— WHAT IS NEEDED —
Quote every line below exactly as it reads.

— EXERCISE INPUTS —

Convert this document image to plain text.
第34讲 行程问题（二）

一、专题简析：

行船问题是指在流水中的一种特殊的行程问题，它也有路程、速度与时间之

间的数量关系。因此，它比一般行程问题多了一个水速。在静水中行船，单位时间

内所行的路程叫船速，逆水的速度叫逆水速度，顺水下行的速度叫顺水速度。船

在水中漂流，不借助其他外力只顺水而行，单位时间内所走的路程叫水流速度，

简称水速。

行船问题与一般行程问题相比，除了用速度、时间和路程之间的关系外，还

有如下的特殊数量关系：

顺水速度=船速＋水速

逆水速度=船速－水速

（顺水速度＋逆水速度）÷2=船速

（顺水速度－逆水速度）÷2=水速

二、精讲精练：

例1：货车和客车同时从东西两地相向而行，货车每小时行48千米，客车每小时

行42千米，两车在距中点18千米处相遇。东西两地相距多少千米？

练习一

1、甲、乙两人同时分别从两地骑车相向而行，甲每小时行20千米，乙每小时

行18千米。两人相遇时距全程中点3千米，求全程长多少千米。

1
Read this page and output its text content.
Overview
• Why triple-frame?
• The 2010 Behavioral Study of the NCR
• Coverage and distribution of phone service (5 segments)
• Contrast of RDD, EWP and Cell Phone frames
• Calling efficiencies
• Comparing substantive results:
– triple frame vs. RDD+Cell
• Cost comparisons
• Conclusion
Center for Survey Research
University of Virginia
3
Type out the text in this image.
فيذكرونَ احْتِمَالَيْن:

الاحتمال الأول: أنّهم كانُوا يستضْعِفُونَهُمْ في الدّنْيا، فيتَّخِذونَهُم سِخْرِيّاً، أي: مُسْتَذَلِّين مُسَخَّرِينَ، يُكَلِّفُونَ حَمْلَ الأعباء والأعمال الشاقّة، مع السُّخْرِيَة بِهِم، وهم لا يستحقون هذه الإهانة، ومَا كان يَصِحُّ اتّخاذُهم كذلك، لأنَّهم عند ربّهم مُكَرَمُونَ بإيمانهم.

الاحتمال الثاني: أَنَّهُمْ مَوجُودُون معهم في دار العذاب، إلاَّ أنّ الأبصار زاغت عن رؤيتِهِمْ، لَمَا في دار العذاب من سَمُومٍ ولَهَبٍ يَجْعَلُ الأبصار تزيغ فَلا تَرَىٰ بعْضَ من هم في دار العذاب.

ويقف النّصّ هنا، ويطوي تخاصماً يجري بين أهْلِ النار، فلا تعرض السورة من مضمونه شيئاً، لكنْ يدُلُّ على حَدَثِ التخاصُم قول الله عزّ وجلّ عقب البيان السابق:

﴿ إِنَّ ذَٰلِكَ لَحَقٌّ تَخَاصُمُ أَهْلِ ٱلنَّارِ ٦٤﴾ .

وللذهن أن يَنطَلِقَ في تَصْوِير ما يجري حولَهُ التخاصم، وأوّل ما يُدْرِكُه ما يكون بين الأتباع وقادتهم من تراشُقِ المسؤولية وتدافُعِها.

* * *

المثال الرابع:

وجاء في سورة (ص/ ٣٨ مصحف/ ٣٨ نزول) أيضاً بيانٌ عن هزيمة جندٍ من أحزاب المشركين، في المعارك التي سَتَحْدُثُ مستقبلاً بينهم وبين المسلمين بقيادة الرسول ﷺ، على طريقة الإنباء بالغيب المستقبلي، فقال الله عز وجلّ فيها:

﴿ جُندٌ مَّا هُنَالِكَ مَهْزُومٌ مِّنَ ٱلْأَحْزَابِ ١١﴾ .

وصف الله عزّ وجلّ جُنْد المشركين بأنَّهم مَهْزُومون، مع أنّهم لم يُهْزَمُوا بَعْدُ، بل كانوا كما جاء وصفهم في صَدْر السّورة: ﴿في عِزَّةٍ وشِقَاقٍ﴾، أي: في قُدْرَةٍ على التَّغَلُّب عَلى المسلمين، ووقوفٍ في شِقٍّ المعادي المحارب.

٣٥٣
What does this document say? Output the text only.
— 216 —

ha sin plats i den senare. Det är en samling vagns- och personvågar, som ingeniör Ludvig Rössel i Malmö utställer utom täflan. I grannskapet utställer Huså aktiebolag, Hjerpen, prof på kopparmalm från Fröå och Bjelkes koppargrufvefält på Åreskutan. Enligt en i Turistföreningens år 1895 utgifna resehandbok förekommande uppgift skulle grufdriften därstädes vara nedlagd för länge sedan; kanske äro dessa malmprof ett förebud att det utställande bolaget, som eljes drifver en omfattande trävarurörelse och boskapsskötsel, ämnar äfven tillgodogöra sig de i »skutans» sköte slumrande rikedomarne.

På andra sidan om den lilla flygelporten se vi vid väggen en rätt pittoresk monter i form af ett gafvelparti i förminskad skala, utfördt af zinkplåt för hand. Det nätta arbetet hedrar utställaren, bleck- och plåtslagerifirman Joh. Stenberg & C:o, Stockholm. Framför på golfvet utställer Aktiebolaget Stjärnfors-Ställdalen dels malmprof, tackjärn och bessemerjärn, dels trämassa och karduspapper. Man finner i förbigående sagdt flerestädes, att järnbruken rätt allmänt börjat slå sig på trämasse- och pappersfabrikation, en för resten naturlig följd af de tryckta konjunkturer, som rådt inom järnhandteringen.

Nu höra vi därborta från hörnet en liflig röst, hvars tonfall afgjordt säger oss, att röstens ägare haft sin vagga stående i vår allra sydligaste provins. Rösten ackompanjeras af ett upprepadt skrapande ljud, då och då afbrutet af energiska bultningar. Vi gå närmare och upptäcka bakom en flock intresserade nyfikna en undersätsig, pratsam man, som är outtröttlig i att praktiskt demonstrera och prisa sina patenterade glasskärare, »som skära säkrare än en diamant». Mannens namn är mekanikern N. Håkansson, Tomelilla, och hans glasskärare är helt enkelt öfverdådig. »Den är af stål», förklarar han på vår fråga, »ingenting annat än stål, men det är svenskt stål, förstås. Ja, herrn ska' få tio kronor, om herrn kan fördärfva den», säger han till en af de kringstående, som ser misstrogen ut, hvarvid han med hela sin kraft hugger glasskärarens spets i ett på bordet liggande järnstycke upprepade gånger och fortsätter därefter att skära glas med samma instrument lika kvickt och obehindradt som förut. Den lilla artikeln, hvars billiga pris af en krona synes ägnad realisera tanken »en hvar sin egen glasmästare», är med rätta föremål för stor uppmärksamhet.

— RESPONSE TO THIS EXERCISE —
Convert this document image to plain text.
第34讲 行程问题（二）

一、专题简析：

行船问题是指在流水中的一种特殊的行程问题，它也有路程、速度与时间之

间的数量关系。因此，它比一般行程问题多了一个水速。在静水中行船，单位时间

内所行的路程叫船速，逆水的速度叫逆水速度，顺水下行的速度叫顺水速度。船

在水中漂流，不借助其他外力只顺水而行，单位时间内所走的路程叫水流速度，

简称水速。

行船问题与一般行程问题相比，除了用速度、时间和路程之间的关系外，还

有如下的特殊数量关系：

顺水速度=船速＋水速

逆水速度=船速－水速

（顺水速度＋逆水速度）÷2=船速

（顺水速度－逆水速度）÷2=水速

二、精讲精练：

例1：货车和客车同时从东西两地相向而行，货车每小时行48千米，客车每小时

行42千米，两车在距中点18千米处相遇。东西两地相距多少千米？

练习一

1、甲、乙两人同时分别从两地骑车相向而行，甲每小时行20千米，乙每小时

行18千米。两人相遇时距全程中点3千米，求全程长多少千米。

1
Read this page and output its text content.
Overview
• Why triple-frame?
• The 2010 Behavioral Study of the NCR
• Coverage and distribution of phone service (5 segments)
• Contrast of RDD, EWP and Cell Phone frames
• Calling efficiencies
• Comparing substantive results:
– triple frame vs. RDD+Cell
• Cost comparisons
• Conclusion
Center for Survey Research
University of Virginia
3
Type out the text in this image.
فيذكرونَ احْتِمَالَيْن:

الاحتمال الأول: أنّهم كانُوا يستضْعِفُونَهُمْ في الدّنْيا، فيتَّخِذونَهُم سِخْرِيّاً، أي: مُسْتَذَلِّين مُسَخَّرِينَ، يُكَلِّفُونَ حَمْلَ الأعباء والأعمال الشاقّة، مع السُّخْرِيَة بِهِم، وهم لا يستحقون هذه الإهانة، ومَا كان يَصِحُّ اتّخاذُهم كذلك، لأنَّهم عند ربّهم مُكَرَمُونَ بإيمانهم.

الاحتمال الثاني: أَنَّهُمْ مَوجُودُون معهم في دار العذاب، إلاَّ أنّ الأبصار زاغت عن رؤيتِهِمْ، لَمَا في دار العذاب من سَمُومٍ ولَهَبٍ يَجْعَلُ الأبصار تزيغ فَلا تَرَىٰ بعْضَ من هم في دار العذاب.

ويقف النّصّ هنا، ويطوي تخاصماً يجري بين أهْلِ النار، فلا تعرض السورة من مضمونه شيئاً، لكنْ يدُلُّ على حَدَثِ التخاصُم قول الله عزّ وجلّ عقب البيان السابق:

﴿ إِنَّ ذَٰلِكَ لَحَقٌّ تَخَاصُمُ أَهْلِ ٱلنَّارِ ٦٤﴾ .

وللذهن أن يَنطَلِقَ في تَصْوِير ما يجري حولَهُ التخاصم، وأوّل ما يُدْرِكُه ما يكون بين الأتباع وقادتهم من تراشُقِ المسؤولية وتدافُعِها.

* * *

المثال الرابع:

وجاء في سورة (ص/ ٣٨ مصحف/ ٣٨ نزول) أيضاً بيانٌ عن هزيمة جندٍ من أحزاب المشركين، في المعارك التي سَتَحْدُثُ مستقبلاً بينهم وبين المسلمين بقيادة الرسول ﷺ، على طريقة الإنباء بالغيب المستقبلي، فقال الله عز وجلّ فيها:

﴿ جُندٌ مَّا هُنَالِكَ مَهْزُومٌ مِّنَ ٱلْأَحْزَابِ ١١﴾ .

وصف الله عزّ وجلّ جُنْد المشركين بأنَّهم مَهْزُومون، مع أنّهم لم يُهْزَمُوا بَعْدُ، بل كانوا كما جاء وصفهم في صَدْر السّورة: ﴿في عِزَّةٍ وشِقَاقٍ﴾، أي: في قُدْرَةٍ على التَّغَلُّب عَلى المسلمين، ووقوفٍ في شِقٍّ المعادي المحارب.

٣٥٣
What does this document say? Output the text only.
— 216 —

ha sin plats i den senare. Det är en samling vagns- och personvågar, som ingeniör Ludvig Rössel i Malmö utställer utom täflan. I grannskapet utställer Huså aktiebolag, Hjerpen, prof på kopparmalm från Fröå och Bjelkes koppargrufvefält på Åreskutan. Enligt en i Turistföreningens år 1895 utgifna resehandbok förekommande uppgift skulle grufdriften därstädes vara nedlagd för länge sedan; kanske äro dessa malmprof ett förebud att det utställande bolaget, som eljes drifver en omfattande trävarurörelse och boskapsskötsel, ämnar äfven tillgodogöra sig de i »skutans» sköte slumrande rikedomarne.

På andra sidan om den lilla flygelporten se vi vid väggen en rätt pittoresk monter i form af ett gafvelparti i förminskad skala, utfördt af zinkplåt för hand. Det nätta arbetet hedrar utställaren, bleck- och plåtslagerifirman Joh. Stenberg & C:o, Stockholm. Framför på golfvet utställer Aktiebolaget Stjärnfors-Ställdalen dels malmprof, tackjärn och bessemerjärn, dels trämassa och karduspapper. Man finner i förbigående sagdt flerestädes, att järnbruken rätt allmänt börjat slå sig på trämasse- och pappersfabrikation, en för resten naturlig följd af de tryckta konjunkturer, som rådt inom järnhandteringen.

Nu höra vi därborta från hörnet en liflig röst, hvars tonfall afgjordt säger oss, att röstens ägare haft sin vagga stående i vår allra sydligaste provins. Rösten ackompanjeras af ett upprepadt skrapande ljud, då och då afbrutet af energiska bultningar. Vi gå närmare och upptäcka bakom en flock intresserade nyfikna en undersätsig, pratsam man, som är outtröttlig i att praktiskt demonstrera och prisa sina patenterade glasskärare, »som skära säkrare än en diamant». Mannens namn är mekanikern N. Håkansson, Tomelilla, och hans glasskärare är helt enkelt öfverdådig. »Den är af stål», förklarar han på vår fråga, »ingenting annat än stål, men det är svenskt stål, förstås. Ja, herrn ska' få tio kronor, om herrn kan fördärfva den», säger han till en af de kringstående, som ser misstrogen ut, hvarvid han med hela sin kraft hugger glasskärarens spets i ett på bordet liggande järnstycke upprepade gånger och fortsätter därefter att skära glas med samma instrument lika kvickt och obehindradt som förut. Den lilla artikeln, hvars billiga pris af en krona synes ägnad realisera tanken »en hvar sin egen glasmästare», är med rätta föremål för stor uppmärksamhet.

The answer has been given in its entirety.